• _THE REQUEST_
Go through the records and extract every line with the word "Устаревшие".

• • • • • • •

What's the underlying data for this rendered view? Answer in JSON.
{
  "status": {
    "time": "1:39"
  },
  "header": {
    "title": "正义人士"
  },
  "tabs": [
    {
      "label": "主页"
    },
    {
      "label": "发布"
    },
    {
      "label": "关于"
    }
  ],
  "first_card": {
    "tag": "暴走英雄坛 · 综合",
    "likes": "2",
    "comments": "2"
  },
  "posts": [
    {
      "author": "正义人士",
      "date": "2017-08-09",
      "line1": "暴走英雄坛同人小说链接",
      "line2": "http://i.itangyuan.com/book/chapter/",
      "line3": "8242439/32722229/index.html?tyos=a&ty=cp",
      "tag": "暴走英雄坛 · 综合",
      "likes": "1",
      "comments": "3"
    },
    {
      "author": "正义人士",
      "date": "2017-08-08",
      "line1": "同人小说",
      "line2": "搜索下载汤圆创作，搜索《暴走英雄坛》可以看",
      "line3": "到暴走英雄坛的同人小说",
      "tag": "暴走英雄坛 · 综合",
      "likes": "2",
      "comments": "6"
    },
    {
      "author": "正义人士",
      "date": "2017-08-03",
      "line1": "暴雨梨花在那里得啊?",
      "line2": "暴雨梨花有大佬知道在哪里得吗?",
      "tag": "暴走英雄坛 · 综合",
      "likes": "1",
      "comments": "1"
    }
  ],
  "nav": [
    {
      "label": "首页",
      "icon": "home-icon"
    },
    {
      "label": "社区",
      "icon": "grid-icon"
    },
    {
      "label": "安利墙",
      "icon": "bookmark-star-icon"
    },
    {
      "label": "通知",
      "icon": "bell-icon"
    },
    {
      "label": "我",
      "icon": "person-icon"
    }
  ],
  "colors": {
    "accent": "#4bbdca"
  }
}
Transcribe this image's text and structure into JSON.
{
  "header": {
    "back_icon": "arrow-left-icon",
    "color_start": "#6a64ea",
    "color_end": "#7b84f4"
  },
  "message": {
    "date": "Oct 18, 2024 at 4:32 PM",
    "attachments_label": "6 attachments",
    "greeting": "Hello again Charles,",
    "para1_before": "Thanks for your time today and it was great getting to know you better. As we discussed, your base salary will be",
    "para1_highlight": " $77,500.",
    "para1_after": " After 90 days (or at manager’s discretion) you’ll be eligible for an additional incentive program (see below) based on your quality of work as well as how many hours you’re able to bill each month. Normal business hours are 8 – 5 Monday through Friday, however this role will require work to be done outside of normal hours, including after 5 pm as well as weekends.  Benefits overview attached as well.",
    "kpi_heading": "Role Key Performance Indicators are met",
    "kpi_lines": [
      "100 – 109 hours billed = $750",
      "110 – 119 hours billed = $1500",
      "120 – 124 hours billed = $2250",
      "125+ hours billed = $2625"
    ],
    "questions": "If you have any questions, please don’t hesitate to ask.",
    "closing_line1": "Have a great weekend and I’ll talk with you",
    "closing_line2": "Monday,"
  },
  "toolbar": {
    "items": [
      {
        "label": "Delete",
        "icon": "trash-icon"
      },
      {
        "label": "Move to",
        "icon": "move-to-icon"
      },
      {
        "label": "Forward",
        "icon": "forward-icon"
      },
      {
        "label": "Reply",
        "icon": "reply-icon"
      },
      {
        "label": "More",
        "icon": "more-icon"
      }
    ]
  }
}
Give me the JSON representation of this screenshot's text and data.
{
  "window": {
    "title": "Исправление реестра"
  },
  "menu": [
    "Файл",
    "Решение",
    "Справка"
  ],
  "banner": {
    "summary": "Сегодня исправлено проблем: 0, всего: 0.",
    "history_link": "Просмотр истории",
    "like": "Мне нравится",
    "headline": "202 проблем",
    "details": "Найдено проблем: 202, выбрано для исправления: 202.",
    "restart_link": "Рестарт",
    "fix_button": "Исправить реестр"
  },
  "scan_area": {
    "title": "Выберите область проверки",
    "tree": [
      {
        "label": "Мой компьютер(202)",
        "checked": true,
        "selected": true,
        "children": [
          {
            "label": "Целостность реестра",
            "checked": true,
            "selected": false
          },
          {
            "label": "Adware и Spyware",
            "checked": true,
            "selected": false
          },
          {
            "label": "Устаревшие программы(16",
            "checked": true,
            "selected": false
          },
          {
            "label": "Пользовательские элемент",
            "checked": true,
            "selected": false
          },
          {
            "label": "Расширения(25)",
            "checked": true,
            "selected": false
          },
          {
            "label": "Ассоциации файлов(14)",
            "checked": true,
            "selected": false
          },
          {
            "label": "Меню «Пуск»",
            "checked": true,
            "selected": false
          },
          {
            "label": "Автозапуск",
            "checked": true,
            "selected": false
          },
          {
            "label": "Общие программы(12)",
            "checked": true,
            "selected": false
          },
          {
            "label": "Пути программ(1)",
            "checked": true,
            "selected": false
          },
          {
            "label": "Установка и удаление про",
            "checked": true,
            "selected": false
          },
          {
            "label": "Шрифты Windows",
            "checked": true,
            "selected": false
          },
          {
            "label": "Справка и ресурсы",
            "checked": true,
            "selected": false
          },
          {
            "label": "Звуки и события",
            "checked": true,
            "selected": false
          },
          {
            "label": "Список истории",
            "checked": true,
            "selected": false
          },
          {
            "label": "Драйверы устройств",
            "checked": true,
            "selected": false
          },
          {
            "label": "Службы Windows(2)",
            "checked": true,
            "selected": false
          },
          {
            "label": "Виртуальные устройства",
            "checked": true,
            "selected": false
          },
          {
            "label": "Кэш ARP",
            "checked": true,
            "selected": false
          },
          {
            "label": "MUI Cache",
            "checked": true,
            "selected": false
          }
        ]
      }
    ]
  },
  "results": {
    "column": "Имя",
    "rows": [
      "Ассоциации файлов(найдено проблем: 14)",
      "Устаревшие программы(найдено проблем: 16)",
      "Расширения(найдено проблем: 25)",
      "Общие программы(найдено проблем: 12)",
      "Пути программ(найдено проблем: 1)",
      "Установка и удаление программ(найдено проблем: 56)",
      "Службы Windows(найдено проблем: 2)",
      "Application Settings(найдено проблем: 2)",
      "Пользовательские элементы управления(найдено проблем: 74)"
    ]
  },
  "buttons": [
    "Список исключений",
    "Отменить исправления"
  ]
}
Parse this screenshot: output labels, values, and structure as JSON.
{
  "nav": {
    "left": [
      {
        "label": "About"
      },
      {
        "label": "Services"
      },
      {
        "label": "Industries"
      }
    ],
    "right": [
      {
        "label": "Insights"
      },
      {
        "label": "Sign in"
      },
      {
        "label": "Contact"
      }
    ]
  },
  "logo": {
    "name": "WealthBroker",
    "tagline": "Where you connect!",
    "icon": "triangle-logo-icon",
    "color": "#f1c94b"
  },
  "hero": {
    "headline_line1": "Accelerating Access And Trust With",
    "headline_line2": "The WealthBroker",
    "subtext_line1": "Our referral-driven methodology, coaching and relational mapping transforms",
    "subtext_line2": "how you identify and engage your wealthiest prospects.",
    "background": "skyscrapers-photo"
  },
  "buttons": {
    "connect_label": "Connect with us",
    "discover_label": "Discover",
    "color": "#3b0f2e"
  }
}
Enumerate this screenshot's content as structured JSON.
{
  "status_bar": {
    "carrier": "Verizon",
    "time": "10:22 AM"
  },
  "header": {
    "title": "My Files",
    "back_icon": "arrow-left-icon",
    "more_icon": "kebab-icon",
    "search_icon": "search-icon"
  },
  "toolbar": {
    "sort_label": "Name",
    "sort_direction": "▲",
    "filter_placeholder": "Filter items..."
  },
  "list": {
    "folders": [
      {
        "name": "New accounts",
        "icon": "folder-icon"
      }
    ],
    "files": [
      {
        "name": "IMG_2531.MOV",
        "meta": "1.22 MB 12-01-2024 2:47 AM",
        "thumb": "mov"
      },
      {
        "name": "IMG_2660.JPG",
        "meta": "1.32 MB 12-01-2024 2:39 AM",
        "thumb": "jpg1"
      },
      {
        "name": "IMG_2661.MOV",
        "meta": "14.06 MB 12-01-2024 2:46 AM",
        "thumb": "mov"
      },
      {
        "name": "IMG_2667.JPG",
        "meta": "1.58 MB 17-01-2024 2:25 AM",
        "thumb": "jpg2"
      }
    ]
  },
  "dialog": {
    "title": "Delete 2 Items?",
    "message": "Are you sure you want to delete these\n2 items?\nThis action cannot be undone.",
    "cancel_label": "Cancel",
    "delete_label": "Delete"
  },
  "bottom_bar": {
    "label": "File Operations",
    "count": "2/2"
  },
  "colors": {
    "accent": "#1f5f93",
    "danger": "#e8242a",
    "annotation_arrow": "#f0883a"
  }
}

• • • • • • •

• _TASK OUTPUT_
            "label": "Устаревшие программы(16",
      "Устаревшие программы(найдено проблем: 16)",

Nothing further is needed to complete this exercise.